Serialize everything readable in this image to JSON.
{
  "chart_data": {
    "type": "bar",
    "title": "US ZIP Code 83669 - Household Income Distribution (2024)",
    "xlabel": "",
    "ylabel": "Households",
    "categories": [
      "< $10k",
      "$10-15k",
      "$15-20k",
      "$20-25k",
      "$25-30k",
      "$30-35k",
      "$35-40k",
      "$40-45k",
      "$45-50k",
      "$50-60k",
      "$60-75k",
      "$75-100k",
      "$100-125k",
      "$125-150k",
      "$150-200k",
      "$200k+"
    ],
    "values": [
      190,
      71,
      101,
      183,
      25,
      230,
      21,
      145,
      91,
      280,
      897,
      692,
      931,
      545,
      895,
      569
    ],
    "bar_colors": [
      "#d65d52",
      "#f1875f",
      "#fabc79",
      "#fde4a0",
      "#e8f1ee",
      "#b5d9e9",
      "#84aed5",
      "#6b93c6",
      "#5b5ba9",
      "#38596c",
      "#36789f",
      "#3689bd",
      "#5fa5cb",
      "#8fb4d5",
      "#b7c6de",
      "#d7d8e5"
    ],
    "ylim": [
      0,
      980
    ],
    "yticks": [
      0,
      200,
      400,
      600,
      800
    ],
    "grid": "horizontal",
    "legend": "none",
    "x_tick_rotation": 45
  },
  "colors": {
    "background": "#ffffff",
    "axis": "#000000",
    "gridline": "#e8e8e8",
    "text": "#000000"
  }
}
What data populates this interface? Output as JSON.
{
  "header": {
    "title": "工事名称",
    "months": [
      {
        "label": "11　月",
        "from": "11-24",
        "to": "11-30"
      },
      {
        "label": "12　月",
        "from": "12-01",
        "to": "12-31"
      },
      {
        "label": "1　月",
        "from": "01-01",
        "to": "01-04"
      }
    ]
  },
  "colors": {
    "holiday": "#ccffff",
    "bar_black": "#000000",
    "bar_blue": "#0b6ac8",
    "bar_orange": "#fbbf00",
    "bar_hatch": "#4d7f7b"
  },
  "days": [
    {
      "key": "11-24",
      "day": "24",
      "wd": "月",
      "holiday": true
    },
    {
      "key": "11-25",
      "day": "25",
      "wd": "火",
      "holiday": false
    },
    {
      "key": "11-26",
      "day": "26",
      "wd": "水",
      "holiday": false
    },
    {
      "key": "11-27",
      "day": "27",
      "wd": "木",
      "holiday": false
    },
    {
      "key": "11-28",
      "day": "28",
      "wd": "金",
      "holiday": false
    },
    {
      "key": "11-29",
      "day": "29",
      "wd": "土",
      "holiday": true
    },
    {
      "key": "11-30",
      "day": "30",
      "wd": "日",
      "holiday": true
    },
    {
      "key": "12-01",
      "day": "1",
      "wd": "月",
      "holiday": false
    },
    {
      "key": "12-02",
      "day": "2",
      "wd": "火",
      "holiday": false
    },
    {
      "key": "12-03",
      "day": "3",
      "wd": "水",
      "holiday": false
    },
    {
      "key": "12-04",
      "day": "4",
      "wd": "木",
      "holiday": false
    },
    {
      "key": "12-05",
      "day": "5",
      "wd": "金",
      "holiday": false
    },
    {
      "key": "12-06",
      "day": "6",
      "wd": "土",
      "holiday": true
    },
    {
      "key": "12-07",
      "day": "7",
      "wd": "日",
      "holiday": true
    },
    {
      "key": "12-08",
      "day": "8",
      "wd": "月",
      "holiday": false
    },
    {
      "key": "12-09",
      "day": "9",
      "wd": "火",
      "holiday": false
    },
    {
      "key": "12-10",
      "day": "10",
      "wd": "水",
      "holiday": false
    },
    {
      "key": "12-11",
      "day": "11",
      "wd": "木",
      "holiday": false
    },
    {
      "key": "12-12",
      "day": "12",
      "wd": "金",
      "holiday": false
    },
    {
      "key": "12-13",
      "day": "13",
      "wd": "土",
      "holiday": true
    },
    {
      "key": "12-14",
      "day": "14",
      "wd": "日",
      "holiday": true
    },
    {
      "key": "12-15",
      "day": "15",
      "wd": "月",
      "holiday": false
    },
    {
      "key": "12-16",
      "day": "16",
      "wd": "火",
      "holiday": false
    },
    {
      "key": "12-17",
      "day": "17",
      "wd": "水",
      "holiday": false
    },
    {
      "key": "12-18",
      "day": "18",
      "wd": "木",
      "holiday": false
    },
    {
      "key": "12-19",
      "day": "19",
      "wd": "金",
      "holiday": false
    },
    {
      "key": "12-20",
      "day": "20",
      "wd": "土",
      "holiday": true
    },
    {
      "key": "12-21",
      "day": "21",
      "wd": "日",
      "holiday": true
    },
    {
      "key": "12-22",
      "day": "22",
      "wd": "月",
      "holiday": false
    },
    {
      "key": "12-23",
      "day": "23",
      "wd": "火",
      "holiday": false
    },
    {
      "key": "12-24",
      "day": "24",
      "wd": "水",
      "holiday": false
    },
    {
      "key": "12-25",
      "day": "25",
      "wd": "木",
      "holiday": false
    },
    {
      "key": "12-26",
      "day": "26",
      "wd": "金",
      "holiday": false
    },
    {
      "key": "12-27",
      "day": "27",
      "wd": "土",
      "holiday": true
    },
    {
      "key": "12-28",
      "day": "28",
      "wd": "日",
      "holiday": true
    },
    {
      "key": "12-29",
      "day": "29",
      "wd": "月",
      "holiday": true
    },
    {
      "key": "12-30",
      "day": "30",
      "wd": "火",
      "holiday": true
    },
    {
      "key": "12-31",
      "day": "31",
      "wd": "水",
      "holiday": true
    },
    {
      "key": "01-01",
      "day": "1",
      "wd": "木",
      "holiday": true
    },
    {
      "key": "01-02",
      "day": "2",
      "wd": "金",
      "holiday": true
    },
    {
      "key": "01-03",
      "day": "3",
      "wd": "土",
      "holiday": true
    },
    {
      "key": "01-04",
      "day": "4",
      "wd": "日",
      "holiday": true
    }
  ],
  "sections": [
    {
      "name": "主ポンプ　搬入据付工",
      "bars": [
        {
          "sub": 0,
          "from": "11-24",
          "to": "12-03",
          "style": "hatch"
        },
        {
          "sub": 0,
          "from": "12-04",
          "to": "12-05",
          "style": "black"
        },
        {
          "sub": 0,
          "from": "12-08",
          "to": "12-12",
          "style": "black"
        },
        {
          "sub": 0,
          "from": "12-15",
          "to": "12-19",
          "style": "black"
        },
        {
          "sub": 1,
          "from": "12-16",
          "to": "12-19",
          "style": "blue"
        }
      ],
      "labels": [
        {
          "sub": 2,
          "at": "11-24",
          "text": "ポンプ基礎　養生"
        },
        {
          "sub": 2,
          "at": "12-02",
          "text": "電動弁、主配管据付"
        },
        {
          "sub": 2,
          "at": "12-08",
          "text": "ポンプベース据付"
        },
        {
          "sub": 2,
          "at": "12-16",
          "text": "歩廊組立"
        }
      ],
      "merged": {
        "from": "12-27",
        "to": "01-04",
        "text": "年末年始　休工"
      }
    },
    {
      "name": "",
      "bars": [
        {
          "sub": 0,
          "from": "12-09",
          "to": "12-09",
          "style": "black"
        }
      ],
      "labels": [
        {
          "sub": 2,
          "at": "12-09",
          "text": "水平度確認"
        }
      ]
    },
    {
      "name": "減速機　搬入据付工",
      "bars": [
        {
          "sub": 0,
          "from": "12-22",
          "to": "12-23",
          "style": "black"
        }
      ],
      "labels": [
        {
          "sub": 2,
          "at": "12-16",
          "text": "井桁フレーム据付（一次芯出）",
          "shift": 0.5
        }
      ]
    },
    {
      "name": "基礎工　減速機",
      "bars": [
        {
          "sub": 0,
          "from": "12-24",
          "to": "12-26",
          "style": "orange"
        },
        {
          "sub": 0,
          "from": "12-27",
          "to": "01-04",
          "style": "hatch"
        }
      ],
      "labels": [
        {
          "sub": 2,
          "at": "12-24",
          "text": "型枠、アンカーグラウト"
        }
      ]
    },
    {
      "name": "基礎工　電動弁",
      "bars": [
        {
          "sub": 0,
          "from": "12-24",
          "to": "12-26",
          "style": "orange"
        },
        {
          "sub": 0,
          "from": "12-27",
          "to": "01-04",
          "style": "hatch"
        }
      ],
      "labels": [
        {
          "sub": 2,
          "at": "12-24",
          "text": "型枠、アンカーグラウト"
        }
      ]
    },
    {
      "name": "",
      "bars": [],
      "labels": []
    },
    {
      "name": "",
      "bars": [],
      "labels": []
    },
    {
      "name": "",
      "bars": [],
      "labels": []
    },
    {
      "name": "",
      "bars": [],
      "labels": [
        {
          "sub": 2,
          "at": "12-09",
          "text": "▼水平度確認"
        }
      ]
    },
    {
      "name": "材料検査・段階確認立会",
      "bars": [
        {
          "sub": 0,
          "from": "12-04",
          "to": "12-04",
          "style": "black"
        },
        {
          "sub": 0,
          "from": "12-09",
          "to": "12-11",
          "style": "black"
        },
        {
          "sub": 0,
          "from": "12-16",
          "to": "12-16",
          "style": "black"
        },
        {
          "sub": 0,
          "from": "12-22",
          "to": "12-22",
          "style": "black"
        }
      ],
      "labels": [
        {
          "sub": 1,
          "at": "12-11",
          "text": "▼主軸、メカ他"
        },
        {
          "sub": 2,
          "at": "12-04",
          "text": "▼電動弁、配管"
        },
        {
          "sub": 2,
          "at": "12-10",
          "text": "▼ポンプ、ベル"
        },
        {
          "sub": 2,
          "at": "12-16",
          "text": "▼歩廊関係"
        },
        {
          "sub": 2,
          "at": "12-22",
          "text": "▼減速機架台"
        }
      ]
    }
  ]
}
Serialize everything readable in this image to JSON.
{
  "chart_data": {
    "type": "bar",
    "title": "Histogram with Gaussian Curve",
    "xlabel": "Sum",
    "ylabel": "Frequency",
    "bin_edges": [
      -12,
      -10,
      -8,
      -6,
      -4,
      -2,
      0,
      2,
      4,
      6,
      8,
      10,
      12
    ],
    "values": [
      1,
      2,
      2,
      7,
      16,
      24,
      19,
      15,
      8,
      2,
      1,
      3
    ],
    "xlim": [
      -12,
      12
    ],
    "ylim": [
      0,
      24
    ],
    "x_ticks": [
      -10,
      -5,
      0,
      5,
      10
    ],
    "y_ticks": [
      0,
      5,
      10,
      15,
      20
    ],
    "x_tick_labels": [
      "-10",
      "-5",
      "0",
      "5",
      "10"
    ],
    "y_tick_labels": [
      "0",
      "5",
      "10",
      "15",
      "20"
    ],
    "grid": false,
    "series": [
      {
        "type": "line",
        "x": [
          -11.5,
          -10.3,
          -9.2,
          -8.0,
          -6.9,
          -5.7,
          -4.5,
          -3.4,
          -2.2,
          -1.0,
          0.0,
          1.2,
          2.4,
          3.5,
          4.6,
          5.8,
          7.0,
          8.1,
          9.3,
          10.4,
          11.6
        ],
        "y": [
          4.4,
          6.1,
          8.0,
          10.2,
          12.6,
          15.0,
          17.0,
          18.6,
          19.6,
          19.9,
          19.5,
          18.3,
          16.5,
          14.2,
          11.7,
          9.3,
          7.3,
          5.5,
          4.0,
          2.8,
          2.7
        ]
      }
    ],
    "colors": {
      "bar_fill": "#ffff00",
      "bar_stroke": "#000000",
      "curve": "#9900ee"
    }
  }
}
_ _ _ _
▸ **What to work on**: Look over the listing above. Pick out and copy every line that includes "ylabel".

▸ **Completed task**:
    "ylabel": "Households",
    "ylabel": "Frequency",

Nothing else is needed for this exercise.